[Stored records]
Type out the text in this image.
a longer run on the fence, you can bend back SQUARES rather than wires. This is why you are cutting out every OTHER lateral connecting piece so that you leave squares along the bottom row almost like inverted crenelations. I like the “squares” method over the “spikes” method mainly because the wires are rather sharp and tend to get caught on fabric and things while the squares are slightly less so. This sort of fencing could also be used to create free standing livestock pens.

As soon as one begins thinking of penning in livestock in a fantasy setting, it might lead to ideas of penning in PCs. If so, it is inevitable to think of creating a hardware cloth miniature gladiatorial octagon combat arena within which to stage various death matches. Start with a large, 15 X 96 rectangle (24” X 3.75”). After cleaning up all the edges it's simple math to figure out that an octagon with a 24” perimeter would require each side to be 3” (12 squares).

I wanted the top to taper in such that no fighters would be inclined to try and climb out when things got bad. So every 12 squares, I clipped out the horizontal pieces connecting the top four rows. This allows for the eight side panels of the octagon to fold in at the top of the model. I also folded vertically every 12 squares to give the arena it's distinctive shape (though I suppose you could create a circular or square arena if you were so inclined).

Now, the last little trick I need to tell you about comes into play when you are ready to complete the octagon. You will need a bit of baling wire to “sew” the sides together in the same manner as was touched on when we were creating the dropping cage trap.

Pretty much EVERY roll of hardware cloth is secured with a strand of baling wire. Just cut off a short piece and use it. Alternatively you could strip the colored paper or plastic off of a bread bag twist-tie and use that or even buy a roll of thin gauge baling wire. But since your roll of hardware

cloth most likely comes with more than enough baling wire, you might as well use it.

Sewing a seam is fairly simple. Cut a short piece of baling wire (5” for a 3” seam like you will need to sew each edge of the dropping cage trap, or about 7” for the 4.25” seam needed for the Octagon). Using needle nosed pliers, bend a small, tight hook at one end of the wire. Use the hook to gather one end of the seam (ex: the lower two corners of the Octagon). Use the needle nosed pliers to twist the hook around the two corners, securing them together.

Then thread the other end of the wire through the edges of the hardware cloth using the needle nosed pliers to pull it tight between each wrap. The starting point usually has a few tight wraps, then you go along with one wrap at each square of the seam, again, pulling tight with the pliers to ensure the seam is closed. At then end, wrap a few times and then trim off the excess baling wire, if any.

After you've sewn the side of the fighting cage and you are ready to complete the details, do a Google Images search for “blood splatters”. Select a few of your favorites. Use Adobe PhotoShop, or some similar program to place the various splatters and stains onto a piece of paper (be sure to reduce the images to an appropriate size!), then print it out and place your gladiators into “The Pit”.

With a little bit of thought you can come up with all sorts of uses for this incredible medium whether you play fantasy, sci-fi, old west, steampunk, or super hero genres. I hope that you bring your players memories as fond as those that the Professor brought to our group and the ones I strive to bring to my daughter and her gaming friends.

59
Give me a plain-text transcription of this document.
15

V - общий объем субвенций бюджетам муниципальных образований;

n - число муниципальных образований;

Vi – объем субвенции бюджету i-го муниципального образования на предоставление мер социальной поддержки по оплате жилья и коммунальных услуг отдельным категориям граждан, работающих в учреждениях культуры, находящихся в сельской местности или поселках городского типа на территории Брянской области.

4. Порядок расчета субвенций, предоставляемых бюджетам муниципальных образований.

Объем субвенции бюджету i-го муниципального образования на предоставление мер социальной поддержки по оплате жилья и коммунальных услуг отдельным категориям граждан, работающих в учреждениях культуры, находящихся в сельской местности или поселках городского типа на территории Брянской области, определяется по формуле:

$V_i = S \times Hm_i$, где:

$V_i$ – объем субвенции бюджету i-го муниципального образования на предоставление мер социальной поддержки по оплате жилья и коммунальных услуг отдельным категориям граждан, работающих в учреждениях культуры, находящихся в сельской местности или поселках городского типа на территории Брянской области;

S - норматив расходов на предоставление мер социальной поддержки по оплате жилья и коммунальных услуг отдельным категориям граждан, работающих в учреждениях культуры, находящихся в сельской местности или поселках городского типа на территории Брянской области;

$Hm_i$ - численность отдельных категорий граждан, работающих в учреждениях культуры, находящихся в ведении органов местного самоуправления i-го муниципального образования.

> [Task brief]:
Give all the records again. Match them exactly.

> [Correct result]:
Type out the text in this image.
a longer run on the fence, you can bend back SQUARES rather than wires. This is why you are cutting out every OTHER lateral connecting piece so that you leave squares along the bottom row almost like inverted crenelations. I like the “squares” method over the “spikes” method mainly because the wires are rather sharp and tend to get caught on fabric and things while the squares are slightly less so. This sort of fencing could also be used to create free standing livestock pens.

As soon as one begins thinking of penning in livestock in a fantasy setting, it might lead to ideas of penning in PCs. If so, it is inevitable to think of creating a hardware cloth miniature gladiatorial octagon combat arena within which to stage various death matches. Start with a large, 15 X 96 rectangle (24” X 3.75”). After cleaning up all the edges it's simple math to figure out that an octagon with a 24” perimeter would require each side to be 3” (12 squares).

I wanted the top to taper in such that no fighters would be inclined to try and climb out when things got bad. So every 12 squares, I clipped out the horizontal pieces connecting the top four rows. This allows for the eight side panels of the octagon to fold in at the top of the model. I also folded vertically every 12 squares to give the arena it's distinctive shape (though I suppose you could create a circular or square arena if you were so inclined).

Now, the last little trick I need to tell you about comes into play when you are ready to complete the octagon. You will need a bit of baling wire to “sew” the sides together in the same manner as was touched on when we were creating the dropping cage trap.

Pretty much EVERY roll of hardware cloth is secured with a strand of baling wire. Just cut off a short piece and use it. Alternatively you could strip the colored paper or plastic off of a bread bag twist-tie and use that or even buy a roll of thin gauge baling wire. But since your roll of hardware

cloth most likely comes with more than enough baling wire, you might as well use it.

Sewing a seam is fairly simple. Cut a short piece of baling wire (5” for a 3” seam like you will need to sew each edge of the dropping cage trap, or about 7” for the 4.25” seam needed for the Octagon). Using needle nosed pliers, bend a small, tight hook at one end of the wire. Use the hook to gather one end of the seam (ex: the lower two corners of the Octagon). Use the needle nosed pliers to twist the hook around the two corners, securing them together.

Then thread the other end of the wire through the edges of the hardware cloth using the needle nosed pliers to pull it tight between each wrap. The starting point usually has a few tight wraps, then you go along with one wrap at each square of the seam, again, pulling tight with the pliers to ensure the seam is closed. At then end, wrap a few times and then trim off the excess baling wire, if any.

After you've sewn the side of the fighting cage and you are ready to complete the details, do a Google Images search for “blood splatters”. Select a few of your favorites. Use Adobe PhotoShop, or some similar program to place the various splatters and stains onto a piece of paper (be sure to reduce the images to an appropriate size!), then print it out and place your gladiators into “The Pit”.

With a little bit of thought you can come up with all sorts of uses for this incredible medium whether you play fantasy, sci-fi, old west, steampunk, or super hero genres. I hope that you bring your players memories as fond as those that the Professor brought to our group and the ones I strive to bring to my daughter and her gaming friends.

59
Give me a plain-text transcription of this document.
15

V - общий объем субвенций бюджетам муниципальных образований;

n - число муниципальных образований;

Vi – объем субвенции бюджету i-го муниципального образования на предоставление мер социальной поддержки по оплате жилья и коммунальных услуг отдельным категориям граждан, работающих в учреждениях культуры, находящихся в сельской местности или поселках городского типа на территории Брянской области.

4. Порядок расчета субвенций, предоставляемых бюджетам муниципальных образований.

Объем субвенции бюджету i-го муниципального образования на предоставление мер социальной поддержки по оплате жилья и коммунальных услуг отдельным категориям граждан, работающих в учреждениях культуры, находящихся в сельской местности или поселках городского типа на территории Брянской области, определяется по формуле:

$V_i = S \times Hm_i$, где:

$V_i$ – объем субвенции бюджету i-го муниципального образования на предоставление мер социальной поддержки по оплате жилья и коммунальных услуг отдельным категориям граждан, работающих в учреждениях культуры, находящихся в сельской местности или поселках городского типа на территории Брянской области;

S - норматив расходов на предоставление мер социальной поддержки по оплате жилья и коммунальных услуг отдельным категориям граждан, работающих в учреждениях культуры, находящихся в сельской местности или поселках городского типа на территории Брянской области;

$Hm_i$ - численность отдельных категорий граждан, работающих в учреждениях культуры, находящихся в ведении органов местного самоуправления i-го муниципального образования.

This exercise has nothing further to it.